[Given problem]
The material below should be written out in full and exactly; pictures stay out of the copy.

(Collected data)
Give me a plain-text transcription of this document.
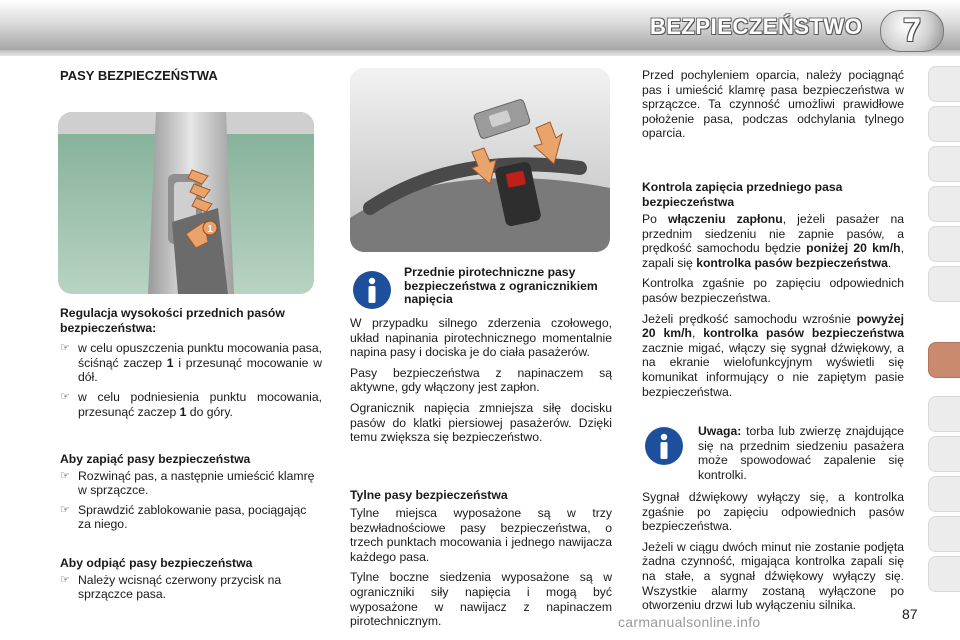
BEZPIECZEŃSTWO	7
PASY BEZPIECZEŃSTWA
1

Regulacja wysokości przednich pasów bezpieczeństwa:

☞ w celu opuszczenia punktu mocowania pasa, ściśnąć zaczep 1 i przesunąć mocowanie w dół.
☞ w celu podniesienia punktu mocowania, przesunąć zaczep 1 do góry.

Aby zapiąć pasy bezpieczeństwa

☞ Rozwinąć pas, a następnie umieścić klamrę w sprzączce.
☞ Sprawdzić zablokowanie pasa, pociągając za niego.

Aby odpiąć pasy bezpieczeństwa

☞ Należy wcisnąć czerwony przycisk na sprzączce pasa.
Przednie pirotechniczne pasy bezpieczeństwa z ogranicznikiem napięcia

W przypadku silnego zderzenia czołowego, układ napinania pirotechnicznego momentalnie napina pasy i dociska je do ciała pasażerów.

Pasy bezpieczeństwa z napinaczem są aktywne, gdy włączony jest zapłon.

Ogranicznik napięcia zmniejsza siłę docisku pasów do klatki piersiowej pasażerów. Dzięki temu zwiększa się bezpieczeństwo.

Tylne pasy bezpieczeństwa

Tylne miejsca wyposażone są w trzy bezwładnościowe pasy bezpieczeństwa, o trzech punktach mocowania i jednego nawijacza każdego pasa.

Tylne boczne siedzenia wyposażone są w ograniczniki siły napięcia i mogą być wyposażone w nawijacz z napinaczem pirotechnicznym.

Przed pochyleniem oparcia, należy pociągnąć pas i umieścić klamrę pasa bezpieczeństwa w sprzączce. Ta czynność umożliwi prawidłowe położenie pasa, podczas odchylania tylnego oparcia.

Kontrola zapięcia przedniego pasa bezpieczeństwa

Po włączeniu zapłonu, jeżeli pasażer na przednim siedzeniu nie zapnie pasów, a prędkość samochodu będzie poniżej 20 km/h, zapali się kontrolka pasów bezpieczeństwa.

Kontrolka zgaśnie po zapięciu odpowiednich pasów bezpieczeństwa.

Jeżeli prędkość samochodu wzrośnie powyżej 20 km/h, kontrolka pasów bezpieczeństwa zacznie migać, włączy się sygnał dźwiękowy, a na ekranie wielofunkcyjnym wyświetli się komunikat informujący o nie zapiętym pasie bezpieczeństwa.

Uwaga: torba lub zwierzę znajdujące się na przednim siedzeniu pasażera może spowodować zapalenie się kontrolki.

Sygnał dźwiękowy wyłączy się, a kontrolka zgaśnie po zapięciu odpowiednich pasów bezpieczeństwa.

Jeżeli w ciągu dwóch minut nie zostanie podjęta żadna czynność, migająca kontrolka zapali się na stałe, a sygnał dźwiękowy wyłączy się. Wszystkie alarmy zostaną wyłączone po otworzeniu drzwi lub wyłączeniu silnika.

87
carmanualsonline.info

[Solved problem]
Give me a plain-text transcription of this document.
BEZPIECZEŃSTWO	7
PASY BEZPIECZEŃSTWA
1

Regulacja wysokości przednich pasów bezpieczeństwa:

☞ w celu opuszczenia punktu mocowania pasa, ściśnąć zaczep 1 i przesunąć mocowanie w dół.
☞ w celu podniesienia punktu mocowania, przesunąć zaczep 1 do góry.

Aby zapiąć pasy bezpieczeństwa

☞ Rozwinąć pas, a następnie umieścić klamrę w sprzączce.
☞ Sprawdzić zablokowanie pasa, pociągając za niego.

Aby odpiąć pasy bezpieczeństwa

☞ Należy wcisnąć czerwony przycisk na sprzączce pasa.
Przednie pirotechniczne pasy bezpieczeństwa z ogranicznikiem napięcia

W przypadku silnego zderzenia czołowego, układ napinania pirotechnicznego momentalnie napina pasy i dociska je do ciała pasażerów.

Pasy bezpieczeństwa z napinaczem są aktywne, gdy włączony jest zapłon.

Ogranicznik napięcia zmniejsza siłę docisku pasów do klatki piersiowej pasażerów. Dzięki temu zwiększa się bezpieczeństwo.

Tylne pasy bezpieczeństwa

Tylne miejsca wyposażone są w trzy bezwładnościowe pasy bezpieczeństwa, o trzech punktach mocowania i jednego nawijacza każdego pasa.

Tylne boczne siedzenia wyposażone są w ograniczniki siły napięcia i mogą być wyposażone w nawijacz z napinaczem pirotechnicznym.

Przed pochyleniem oparcia, należy pociągnąć pas i umieścić klamrę pasa bezpieczeństwa w sprzączce. Ta czynność umożliwi prawidłowe położenie pasa, podczas odchylania tylnego oparcia.

Kontrola zapięcia przedniego pasa bezpieczeństwa

Po włączeniu zapłonu, jeżeli pasażer na przednim siedzeniu nie zapnie pasów, a prędkość samochodu będzie poniżej 20 km/h, zapali się kontrolka pasów bezpieczeństwa.

Kontrolka zgaśnie po zapięciu odpowiednich pasów bezpieczeństwa.

Jeżeli prędkość samochodu wzrośnie powyżej 20 km/h, kontrolka pasów bezpieczeństwa zacznie migać, włączy się sygnał dźwiękowy, a na ekranie wielofunkcyjnym wyświetli się komunikat informujący o nie zapiętym pasie bezpieczeństwa.

Uwaga: torba lub zwierzę znajdujące się na przednim siedzeniu pasażera może spowodować zapalenie się kontrolki.

Sygnał dźwiękowy wyłączy się, a kontrolka zgaśnie po zapięciu odpowiednich pasów bezpieczeństwa.

Jeżeli w ciągu dwóch minut nie zostanie podjęta żadna czynność, migająca kontrolka zapali się na stałe, a sygnał dźwiękowy wyłączy się. Wszystkie alarmy zostaną wyłączone po otworzeniu drzwi lub wyłączeniu silnika.

87
carmanualsonline.info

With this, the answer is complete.